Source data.
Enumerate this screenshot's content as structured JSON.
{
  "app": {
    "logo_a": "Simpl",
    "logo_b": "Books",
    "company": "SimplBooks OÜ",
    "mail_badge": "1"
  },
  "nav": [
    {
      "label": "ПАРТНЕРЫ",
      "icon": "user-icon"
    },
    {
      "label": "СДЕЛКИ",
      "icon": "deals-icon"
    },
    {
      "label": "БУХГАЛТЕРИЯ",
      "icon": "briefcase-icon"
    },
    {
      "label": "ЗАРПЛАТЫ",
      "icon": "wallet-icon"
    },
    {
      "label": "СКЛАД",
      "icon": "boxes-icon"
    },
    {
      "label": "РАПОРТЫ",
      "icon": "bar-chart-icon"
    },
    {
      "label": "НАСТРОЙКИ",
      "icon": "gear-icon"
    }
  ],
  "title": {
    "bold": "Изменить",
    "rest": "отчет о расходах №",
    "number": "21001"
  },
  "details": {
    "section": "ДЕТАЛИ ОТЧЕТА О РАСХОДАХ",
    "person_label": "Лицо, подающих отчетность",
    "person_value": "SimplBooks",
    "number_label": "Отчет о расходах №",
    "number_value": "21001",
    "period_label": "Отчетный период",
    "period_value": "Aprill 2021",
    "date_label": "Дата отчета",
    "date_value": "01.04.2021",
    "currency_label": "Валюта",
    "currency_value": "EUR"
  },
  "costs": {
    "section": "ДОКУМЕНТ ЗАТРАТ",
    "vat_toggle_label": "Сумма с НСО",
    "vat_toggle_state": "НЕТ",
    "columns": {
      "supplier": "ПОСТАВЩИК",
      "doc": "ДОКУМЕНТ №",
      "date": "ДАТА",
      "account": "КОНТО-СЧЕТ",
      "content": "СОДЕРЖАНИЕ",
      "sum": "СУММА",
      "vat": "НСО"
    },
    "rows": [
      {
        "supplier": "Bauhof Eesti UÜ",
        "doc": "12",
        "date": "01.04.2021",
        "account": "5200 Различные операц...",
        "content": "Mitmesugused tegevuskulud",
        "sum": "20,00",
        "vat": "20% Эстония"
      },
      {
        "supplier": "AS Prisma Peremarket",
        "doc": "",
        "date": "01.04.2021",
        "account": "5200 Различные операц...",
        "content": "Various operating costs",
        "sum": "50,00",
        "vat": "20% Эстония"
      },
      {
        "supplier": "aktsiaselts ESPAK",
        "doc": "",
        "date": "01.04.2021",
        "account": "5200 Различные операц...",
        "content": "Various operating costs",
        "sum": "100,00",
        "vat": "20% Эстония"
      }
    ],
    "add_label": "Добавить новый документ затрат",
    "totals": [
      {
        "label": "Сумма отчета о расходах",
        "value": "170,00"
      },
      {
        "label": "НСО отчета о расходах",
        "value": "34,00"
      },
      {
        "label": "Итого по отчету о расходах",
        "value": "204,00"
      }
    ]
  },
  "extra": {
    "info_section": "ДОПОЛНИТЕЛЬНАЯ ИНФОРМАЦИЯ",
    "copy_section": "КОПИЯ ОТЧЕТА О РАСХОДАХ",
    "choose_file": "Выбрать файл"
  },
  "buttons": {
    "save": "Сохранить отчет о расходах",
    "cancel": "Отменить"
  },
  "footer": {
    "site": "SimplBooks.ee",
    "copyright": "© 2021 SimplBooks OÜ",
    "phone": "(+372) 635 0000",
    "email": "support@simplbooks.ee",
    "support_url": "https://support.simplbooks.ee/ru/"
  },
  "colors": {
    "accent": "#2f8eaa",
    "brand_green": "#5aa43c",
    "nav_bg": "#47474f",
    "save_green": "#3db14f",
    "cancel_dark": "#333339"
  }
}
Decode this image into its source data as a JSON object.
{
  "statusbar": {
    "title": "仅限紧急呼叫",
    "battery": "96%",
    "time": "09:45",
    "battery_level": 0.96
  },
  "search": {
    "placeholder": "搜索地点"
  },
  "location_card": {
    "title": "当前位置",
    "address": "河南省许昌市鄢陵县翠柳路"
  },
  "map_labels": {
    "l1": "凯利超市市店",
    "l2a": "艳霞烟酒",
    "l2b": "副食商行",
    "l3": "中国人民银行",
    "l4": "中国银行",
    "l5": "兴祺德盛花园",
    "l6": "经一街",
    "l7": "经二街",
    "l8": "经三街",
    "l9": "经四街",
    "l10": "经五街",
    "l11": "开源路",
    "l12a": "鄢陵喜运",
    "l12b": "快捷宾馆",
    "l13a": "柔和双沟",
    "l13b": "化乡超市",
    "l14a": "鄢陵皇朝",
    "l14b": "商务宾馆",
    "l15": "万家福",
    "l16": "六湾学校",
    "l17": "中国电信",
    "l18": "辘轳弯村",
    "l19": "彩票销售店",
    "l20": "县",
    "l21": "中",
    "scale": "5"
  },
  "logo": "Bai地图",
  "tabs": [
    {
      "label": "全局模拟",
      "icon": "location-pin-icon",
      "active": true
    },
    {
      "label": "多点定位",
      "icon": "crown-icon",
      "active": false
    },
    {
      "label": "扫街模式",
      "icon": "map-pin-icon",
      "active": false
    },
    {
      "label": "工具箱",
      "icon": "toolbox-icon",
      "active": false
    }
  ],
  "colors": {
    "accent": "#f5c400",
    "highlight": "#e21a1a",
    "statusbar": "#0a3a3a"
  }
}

WHAT TO DO.
Pick out every line of the listing containing the word "icon", and show those lines.

RESULT.
      "icon": "user-icon"
      "icon": "deals-icon"
      "icon": "briefcase-icon"
      "icon": "wallet-icon"
      "icon": "boxes-icon"
      "icon": "bar-chart-icon"
      "icon": "gear-icon"
      "icon": "location-pin-icon",
      "icon": "crown-icon",
      "icon": "map-pin-icon",
      "icon": "toolbox-icon",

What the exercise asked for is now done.